### Instruction
What lines of the data include the string "Type"? Copy them all.

### Extracted material
• • •
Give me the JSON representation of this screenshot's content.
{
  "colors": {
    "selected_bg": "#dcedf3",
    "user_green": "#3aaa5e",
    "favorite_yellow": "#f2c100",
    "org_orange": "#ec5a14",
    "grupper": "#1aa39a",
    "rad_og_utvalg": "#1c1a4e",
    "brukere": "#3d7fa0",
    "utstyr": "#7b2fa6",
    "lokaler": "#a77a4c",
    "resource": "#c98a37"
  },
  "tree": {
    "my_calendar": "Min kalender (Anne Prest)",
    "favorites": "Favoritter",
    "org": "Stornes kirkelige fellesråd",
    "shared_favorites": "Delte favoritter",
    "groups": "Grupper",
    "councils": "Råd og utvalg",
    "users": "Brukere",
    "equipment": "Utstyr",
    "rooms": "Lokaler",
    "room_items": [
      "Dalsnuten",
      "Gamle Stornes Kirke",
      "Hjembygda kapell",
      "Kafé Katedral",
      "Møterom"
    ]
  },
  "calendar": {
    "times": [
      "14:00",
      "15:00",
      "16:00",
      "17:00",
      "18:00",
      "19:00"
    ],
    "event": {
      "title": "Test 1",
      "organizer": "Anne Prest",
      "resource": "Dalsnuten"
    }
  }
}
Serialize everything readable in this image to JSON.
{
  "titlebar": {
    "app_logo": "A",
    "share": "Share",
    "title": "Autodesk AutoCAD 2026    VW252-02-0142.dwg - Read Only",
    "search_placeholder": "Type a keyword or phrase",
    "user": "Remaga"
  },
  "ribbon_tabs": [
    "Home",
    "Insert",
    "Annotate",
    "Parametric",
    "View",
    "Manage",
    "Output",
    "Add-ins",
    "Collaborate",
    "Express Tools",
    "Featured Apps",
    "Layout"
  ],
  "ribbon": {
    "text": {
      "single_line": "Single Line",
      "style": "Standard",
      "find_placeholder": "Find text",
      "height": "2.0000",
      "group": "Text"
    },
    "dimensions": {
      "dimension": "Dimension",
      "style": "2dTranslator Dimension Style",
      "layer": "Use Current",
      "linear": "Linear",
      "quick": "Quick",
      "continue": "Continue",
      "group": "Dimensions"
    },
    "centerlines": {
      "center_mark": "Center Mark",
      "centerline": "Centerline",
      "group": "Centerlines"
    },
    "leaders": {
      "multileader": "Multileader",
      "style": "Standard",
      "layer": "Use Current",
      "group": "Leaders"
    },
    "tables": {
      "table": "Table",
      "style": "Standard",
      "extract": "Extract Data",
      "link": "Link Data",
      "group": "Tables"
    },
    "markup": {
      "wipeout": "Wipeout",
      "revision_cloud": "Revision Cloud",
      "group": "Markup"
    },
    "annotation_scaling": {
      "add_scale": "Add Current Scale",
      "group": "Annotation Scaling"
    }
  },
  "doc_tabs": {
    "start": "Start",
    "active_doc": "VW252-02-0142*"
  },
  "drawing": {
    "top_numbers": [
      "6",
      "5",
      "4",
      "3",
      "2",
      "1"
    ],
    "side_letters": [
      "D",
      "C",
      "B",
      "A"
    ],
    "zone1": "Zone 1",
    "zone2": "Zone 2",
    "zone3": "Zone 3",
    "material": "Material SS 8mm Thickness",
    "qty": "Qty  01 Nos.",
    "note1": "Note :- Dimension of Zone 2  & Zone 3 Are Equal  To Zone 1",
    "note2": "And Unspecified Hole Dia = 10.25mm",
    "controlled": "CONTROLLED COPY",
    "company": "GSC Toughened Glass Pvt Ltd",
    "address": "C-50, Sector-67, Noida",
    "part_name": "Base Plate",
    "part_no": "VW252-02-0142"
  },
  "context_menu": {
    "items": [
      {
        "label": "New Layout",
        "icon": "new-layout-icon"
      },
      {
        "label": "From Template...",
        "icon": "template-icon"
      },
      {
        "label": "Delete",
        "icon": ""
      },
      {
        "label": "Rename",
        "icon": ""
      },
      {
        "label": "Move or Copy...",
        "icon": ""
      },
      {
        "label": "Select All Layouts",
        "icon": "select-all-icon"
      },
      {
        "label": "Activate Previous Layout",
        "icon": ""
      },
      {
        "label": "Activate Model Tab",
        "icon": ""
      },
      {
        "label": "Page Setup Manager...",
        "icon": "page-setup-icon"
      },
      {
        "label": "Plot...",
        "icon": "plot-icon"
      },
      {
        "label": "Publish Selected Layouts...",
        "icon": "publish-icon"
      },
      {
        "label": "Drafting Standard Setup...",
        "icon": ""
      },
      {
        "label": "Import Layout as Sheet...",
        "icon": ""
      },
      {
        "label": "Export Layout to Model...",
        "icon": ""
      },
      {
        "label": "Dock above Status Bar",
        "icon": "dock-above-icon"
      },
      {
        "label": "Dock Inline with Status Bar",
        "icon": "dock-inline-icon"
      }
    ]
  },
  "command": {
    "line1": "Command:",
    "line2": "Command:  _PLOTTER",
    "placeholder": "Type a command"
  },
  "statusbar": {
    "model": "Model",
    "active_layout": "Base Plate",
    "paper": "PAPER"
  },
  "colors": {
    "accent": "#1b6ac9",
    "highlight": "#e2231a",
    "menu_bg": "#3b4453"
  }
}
• • •
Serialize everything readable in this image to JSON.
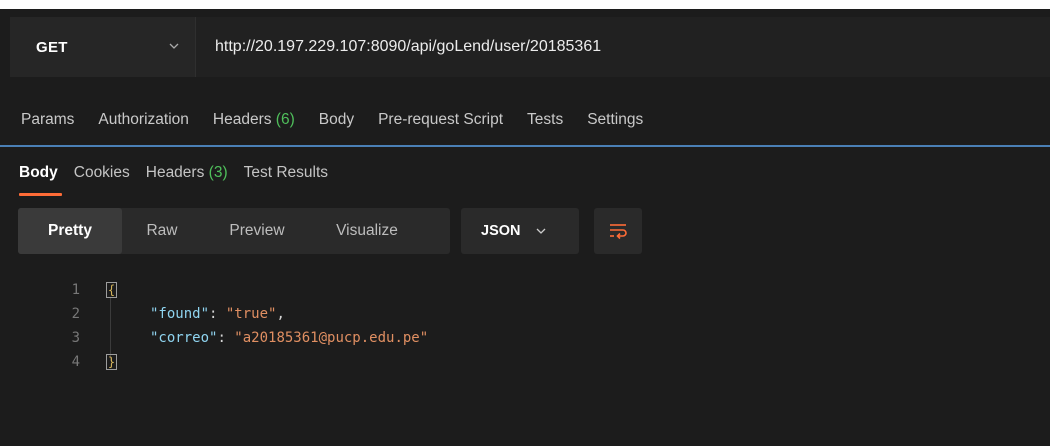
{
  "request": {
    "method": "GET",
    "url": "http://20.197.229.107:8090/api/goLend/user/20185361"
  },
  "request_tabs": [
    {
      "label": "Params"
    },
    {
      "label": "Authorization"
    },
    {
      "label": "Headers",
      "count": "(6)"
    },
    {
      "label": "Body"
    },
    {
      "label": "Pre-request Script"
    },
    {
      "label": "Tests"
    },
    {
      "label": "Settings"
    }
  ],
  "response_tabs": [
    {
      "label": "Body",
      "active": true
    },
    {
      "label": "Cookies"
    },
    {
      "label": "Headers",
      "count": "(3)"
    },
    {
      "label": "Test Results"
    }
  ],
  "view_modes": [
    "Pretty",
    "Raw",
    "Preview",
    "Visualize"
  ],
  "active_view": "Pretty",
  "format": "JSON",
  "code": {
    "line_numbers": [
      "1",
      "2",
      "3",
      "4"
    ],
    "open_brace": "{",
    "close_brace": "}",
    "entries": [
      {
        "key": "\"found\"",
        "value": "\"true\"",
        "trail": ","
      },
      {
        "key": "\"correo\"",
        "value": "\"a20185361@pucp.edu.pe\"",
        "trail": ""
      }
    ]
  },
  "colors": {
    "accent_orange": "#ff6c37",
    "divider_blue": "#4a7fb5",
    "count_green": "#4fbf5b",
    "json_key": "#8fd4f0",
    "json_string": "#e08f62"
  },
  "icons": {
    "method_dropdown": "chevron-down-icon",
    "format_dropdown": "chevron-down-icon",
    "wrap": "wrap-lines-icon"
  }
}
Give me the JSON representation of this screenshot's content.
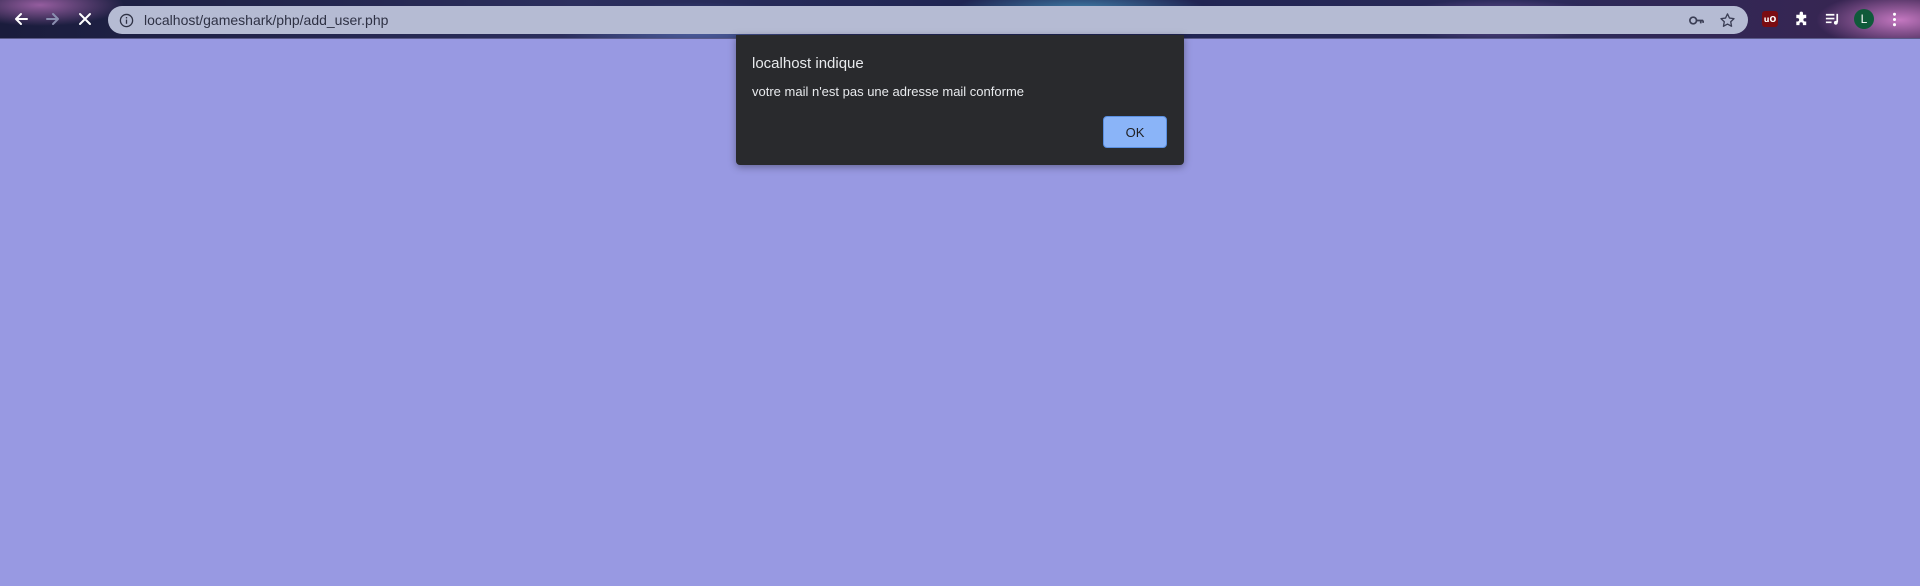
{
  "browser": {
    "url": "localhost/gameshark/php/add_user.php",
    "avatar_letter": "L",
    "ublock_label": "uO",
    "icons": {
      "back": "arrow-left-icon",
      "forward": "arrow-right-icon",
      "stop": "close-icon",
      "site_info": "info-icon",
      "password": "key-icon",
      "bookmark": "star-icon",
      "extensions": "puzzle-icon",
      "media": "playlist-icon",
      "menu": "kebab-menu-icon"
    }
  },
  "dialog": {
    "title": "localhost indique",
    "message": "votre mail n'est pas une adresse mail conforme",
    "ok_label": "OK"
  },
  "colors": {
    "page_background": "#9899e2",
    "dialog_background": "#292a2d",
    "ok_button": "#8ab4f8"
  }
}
• • •
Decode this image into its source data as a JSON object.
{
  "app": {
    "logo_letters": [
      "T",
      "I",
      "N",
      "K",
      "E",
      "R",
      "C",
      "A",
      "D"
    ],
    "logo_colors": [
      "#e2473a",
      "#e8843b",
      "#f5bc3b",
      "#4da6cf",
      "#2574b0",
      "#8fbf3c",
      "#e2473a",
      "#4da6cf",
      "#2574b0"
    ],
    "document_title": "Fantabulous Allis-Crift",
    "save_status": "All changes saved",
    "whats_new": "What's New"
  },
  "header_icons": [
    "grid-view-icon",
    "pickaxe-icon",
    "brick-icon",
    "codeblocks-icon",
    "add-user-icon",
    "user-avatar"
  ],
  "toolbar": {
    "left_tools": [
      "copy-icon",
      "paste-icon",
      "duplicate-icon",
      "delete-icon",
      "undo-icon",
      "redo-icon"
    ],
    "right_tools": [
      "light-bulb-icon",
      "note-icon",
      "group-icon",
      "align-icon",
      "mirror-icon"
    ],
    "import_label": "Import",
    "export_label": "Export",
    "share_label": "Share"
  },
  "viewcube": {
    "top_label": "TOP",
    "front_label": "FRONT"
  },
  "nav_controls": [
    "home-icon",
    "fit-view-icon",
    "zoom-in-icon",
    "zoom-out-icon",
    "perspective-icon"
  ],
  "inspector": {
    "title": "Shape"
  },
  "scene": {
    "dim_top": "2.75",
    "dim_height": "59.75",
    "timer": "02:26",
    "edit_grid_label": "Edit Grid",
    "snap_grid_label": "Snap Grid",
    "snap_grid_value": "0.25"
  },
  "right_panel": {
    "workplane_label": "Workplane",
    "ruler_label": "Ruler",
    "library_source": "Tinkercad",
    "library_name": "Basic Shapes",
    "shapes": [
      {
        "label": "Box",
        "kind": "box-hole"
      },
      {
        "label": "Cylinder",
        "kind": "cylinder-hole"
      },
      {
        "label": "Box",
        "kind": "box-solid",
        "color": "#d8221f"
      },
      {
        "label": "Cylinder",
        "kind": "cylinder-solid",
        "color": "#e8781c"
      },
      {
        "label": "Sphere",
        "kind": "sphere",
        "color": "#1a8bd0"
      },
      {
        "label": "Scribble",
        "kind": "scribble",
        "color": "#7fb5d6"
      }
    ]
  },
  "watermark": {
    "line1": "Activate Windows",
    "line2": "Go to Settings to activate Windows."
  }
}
• • •
### Output for this task
    "search_placeholder": "Type a keyword or phrase",
    "placeholder": "Type a command"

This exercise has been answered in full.